*WORK INSTRUCTIONS*. Will you write out the data exactly, excluding every picture?

*Saved data entries*.
——
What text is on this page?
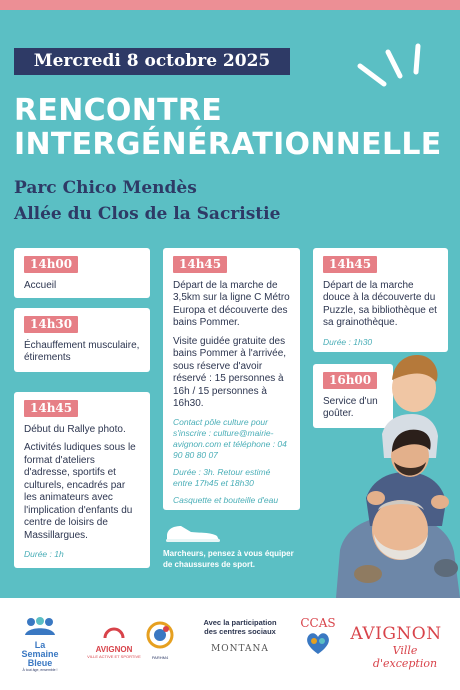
Mercredi 8 octobre 2025
RENCONTRE
INTERGÉNÉRATIONNELLE
Parc Chico Mendès
Allée du Clos de la Sacristie
14h00

Accueil

14h30

Échauffement musculaire, étirements

14h45

Début du Rallye photo.

Activités ludiques sous le format d'ateliers d'adresse, sportifs et culturels, encadrés par les animateurs avec l'implication d'enfants du centre de loisirs de Massillargues.

Durée : 1h
14h45

Départ de la marche de 3,5km sur la ligne C Métro Europa et découverte des bains Pommer.

Visite guidée gratuite des bains Pommer à l'arrivée, sous réserve d'avoir réservé : 15 personnes à 16h / 15 personnes à 16h30.

Contact pôle culture pour s'inscrire : culture@mairie-avignon.com et téléphone : 04 90 80 80 07

Durée : 3h. Retour estimé entre 17h45 et 18h30

Casquette et bouteille d'eau
Marcheurs, pensez à vous équiper de chaussures de sport.
14h45

Départ de la marche douce à la découverte du Puzzle, sa bibliothèque et sa grainothèque.

Durée : 1h30
16h00

Service d'un goûter.

La
Semaine
Bleue
À tout âge, ensemble !
AVIGNON
VILLE ACTIVE ET SPORTIVE	PARHM4
Avec la participation des centres sociaux
MONTANA
CCAS
AVIGNON
Ville d'exception
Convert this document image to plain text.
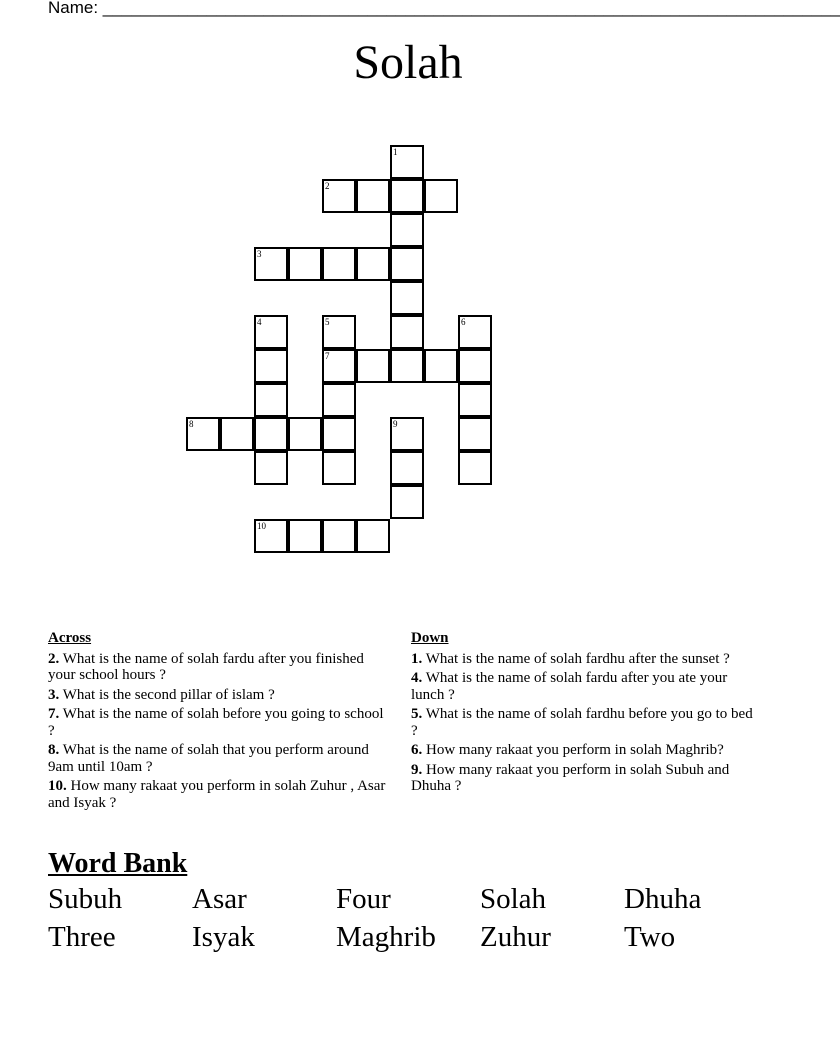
Name: ______________________________________________________________________________
Solah
1
2
3
4	5	6
7
8	9
10
Across
2. What is the name of solah fardu after you finished your school hours ?
3. What is the second pillar of islam ?
7. What is the name of solah before you going to school ?
8. What is the name of solah that you perform around 9am until 10am ?
10. How many rakaat you perform in solah Zuhur , Asar and Isyak ?
Down
1. What is the name of solah fardhu after the sunset ?
4. What is the name of solah fardu after you ate your lunch ?
5. What is the name of solah fardhu before you go to bed ?
6. How many rakaat you perform in solah Maghrib?
9. How many rakaat you perform in solah Subuh and Dhuha ?
Word Bank
Subuh	Asar	Four	Solah	Dhuha
Three	Isyak	Maghrib	Zuhur	Two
——
*CORRECT RESULT*.
What text is on this page?
Mercredi 8 octobre 2025
RENCONTRE
INTERGÉNÉRATIONNELLE
Parc Chico Mendès
Allée du Clos de la Sacristie
14h00

Accueil

14h30

Échauffement musculaire, étirements

14h45

Début du Rallye photo.

Activités ludiques sous le format d'ateliers d'adresse, sportifs et culturels, encadrés par les animateurs avec l'implication d'enfants du centre de loisirs de Massillargues.

Durée : 1h
14h45

Départ de la marche de 3,5km sur la ligne C Métro Europa et découverte des bains Pommer.

Visite guidée gratuite des bains Pommer à l'arrivée, sous réserve d'avoir réservé : 15 personnes à 16h / 15 personnes à 16h30.

Contact pôle culture pour s'inscrire : culture@mairie-avignon.com et téléphone : 04 90 80 80 07

Durée : 3h. Retour estimé entre 17h45 et 18h30

Casquette et bouteille d'eau
Marcheurs, pensez à vous équiper de chaussures de sport.
14h45

Départ de la marche douce à la découverte du Puzzle, sa bibliothèque et sa grainothèque.

Durée : 1h30
16h00

Service d'un goûter.

La
Semaine
Bleue
À tout âge, ensemble !
AVIGNON
VILLE ACTIVE ET SPORTIVE	PARHM4
Avec la participation des centres sociaux
MONTANA
CCAS
AVIGNON
Ville d'exception
Convert this document image to plain text.
Name: ______________________________________________________________________________
Solah
1
2
3
4	5	6
7
8	9
10
Across
2. What is the name of solah fardu after you finished your school hours ?
3. What is the second pillar of islam ?
7. What is the name of solah before you going to school ?
8. What is the name of solah that you perform around 9am until 10am ?
10. How many rakaat you perform in solah Zuhur , Asar and Isyak ?
Down
1. What is the name of solah fardhu after the sunset ?
4. What is the name of solah fardu after you ate your lunch ?
5. What is the name of solah fardhu before you go to bed ?
6. How many rakaat you perform in solah Maghrib?
9. How many rakaat you perform in solah Subuh and Dhuha ?
Word Bank
Subuh	Asar	Four	Solah	Dhuha
Three	Isyak	Maghrib	Zuhur	Two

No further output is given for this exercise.